SHORT PROBLEM: Your task is to print the material below exactly as presented.

DATA FOR PROCESSING:
--------------------------------------------------
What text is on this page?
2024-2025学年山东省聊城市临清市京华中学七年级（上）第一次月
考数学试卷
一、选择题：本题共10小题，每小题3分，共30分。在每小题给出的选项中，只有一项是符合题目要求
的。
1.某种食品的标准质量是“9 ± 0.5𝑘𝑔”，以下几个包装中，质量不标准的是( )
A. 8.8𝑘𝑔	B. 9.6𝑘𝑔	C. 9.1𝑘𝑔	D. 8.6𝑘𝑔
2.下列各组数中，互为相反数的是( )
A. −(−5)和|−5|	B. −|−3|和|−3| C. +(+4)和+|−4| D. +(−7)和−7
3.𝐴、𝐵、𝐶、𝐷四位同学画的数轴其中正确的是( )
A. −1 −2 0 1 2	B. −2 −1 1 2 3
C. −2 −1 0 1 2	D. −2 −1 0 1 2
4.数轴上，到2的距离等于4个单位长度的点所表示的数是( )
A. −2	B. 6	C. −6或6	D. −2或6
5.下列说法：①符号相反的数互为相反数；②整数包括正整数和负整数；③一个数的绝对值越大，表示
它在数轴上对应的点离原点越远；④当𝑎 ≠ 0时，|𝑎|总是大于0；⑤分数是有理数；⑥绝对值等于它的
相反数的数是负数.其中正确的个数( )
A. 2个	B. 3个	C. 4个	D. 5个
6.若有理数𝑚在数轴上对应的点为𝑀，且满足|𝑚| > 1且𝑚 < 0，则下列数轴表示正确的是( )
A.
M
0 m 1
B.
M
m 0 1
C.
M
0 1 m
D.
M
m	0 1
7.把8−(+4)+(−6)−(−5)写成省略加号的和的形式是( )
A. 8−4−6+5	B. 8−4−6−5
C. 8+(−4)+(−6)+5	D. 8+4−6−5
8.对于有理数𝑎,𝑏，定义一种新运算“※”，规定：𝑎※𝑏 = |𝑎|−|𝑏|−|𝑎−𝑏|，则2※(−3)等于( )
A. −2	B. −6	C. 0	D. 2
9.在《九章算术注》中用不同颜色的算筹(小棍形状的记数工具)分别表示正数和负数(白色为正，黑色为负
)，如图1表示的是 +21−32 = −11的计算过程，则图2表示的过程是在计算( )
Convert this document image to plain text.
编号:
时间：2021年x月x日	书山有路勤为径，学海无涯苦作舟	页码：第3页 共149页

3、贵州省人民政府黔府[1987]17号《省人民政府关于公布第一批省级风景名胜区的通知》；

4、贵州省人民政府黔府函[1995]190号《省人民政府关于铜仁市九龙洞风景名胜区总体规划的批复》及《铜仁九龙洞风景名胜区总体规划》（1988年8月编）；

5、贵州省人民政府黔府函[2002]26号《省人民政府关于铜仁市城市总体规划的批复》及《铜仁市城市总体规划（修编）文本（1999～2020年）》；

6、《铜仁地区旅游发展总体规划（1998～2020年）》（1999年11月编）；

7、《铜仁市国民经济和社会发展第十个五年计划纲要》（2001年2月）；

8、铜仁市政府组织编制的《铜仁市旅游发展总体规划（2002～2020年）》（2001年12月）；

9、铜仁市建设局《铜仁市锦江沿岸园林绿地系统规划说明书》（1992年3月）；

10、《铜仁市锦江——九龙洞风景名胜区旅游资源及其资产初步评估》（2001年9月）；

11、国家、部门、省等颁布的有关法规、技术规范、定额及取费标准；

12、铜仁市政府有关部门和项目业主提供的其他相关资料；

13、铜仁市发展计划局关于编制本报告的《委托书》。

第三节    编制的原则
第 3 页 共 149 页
--------------------------------------------------
FINAL ANSWER:
What text is on this page?
2024-2025学年山东省聊城市临清市京华中学七年级（上）第一次月
考数学试卷
一、选择题：本题共10小题，每小题3分，共30分。在每小题给出的选项中，只有一项是符合题目要求
的。
1.某种食品的标准质量是“9 ± 0.5𝑘𝑔”，以下几个包装中，质量不标准的是( )
A. 8.8𝑘𝑔	B. 9.6𝑘𝑔	C. 9.1𝑘𝑔	D. 8.6𝑘𝑔
2.下列各组数中，互为相反数的是( )
A. −(−5)和|−5|	B. −|−3|和|−3| C. +(+4)和+|−4| D. +(−7)和−7
3.𝐴、𝐵、𝐶、𝐷四位同学画的数轴其中正确的是( )
A. −1 −2 0 1 2	B. −2 −1 1 2 3
C. −2 −1 0 1 2	D. −2 −1 0 1 2
4.数轴上，到2的距离等于4个单位长度的点所表示的数是( )
A. −2	B. 6	C. −6或6	D. −2或6
5.下列说法：①符号相反的数互为相反数；②整数包括正整数和负整数；③一个数的绝对值越大，表示
它在数轴上对应的点离原点越远；④当𝑎 ≠ 0时，|𝑎|总是大于0；⑤分数是有理数；⑥绝对值等于它的
相反数的数是负数.其中正确的个数( )
A. 2个	B. 3个	C. 4个	D. 5个
6.若有理数𝑚在数轴上对应的点为𝑀，且满足|𝑚| > 1且𝑚 < 0，则下列数轴表示正确的是( )
A.
M
0 m 1
B.
M
m 0 1
C.
M
0 1 m
D.
M
m	0 1
7.把8−(+4)+(−6)−(−5)写成省略加号的和的形式是( )
A. 8−4−6+5	B. 8−4−6−5
C. 8+(−4)+(−6)+5	D. 8+4−6−5
8.对于有理数𝑎,𝑏，定义一种新运算“※”，规定：𝑎※𝑏 = |𝑎|−|𝑏|−|𝑎−𝑏|，则2※(−3)等于( )
A. −2	B. −6	C. 0	D. 2
9.在《九章算术注》中用不同颜色的算筹(小棍形状的记数工具)分别表示正数和负数(白色为正，黑色为负
)，如图1表示的是 +21−32 = −11的计算过程，则图2表示的过程是在计算( )
Convert this document image to plain text.
编号:
时间：2021年x月x日	书山有路勤为径，学海无涯苦作舟	页码：第3页 共149页

3、贵州省人民政府黔府[1987]17号《省人民政府关于公布第一批省级风景名胜区的通知》；

4、贵州省人民政府黔府函[1995]190号《省人民政府关于铜仁市九龙洞风景名胜区总体规划的批复》及《铜仁九龙洞风景名胜区总体规划》（1988年8月编）；

5、贵州省人民政府黔府函[2002]26号《省人民政府关于铜仁市城市总体规划的批复》及《铜仁市城市总体规划（修编）文本（1999～2020年）》；

6、《铜仁地区旅游发展总体规划（1998～2020年）》（1999年11月编）；

7、《铜仁市国民经济和社会发展第十个五年计划纲要》（2001年2月）；

8、铜仁市政府组织编制的《铜仁市旅游发展总体规划（2002～2020年）》（2001年12月）；

9、铜仁市建设局《铜仁市锦江沿岸园林绿地系统规划说明书》（1992年3月）；

10、《铜仁市锦江——九龙洞风景名胜区旅游资源及其资产初步评估》（2001年9月）；

11、国家、部门、省等颁布的有关法规、技术规范、定额及取费标准；

12、铜仁市政府有关部门和项目业主提供的其他相关资料；

13、铜仁市发展计划局关于编制本报告的《委托书》。

第三节    编制的原则
第 3 页 共 149 页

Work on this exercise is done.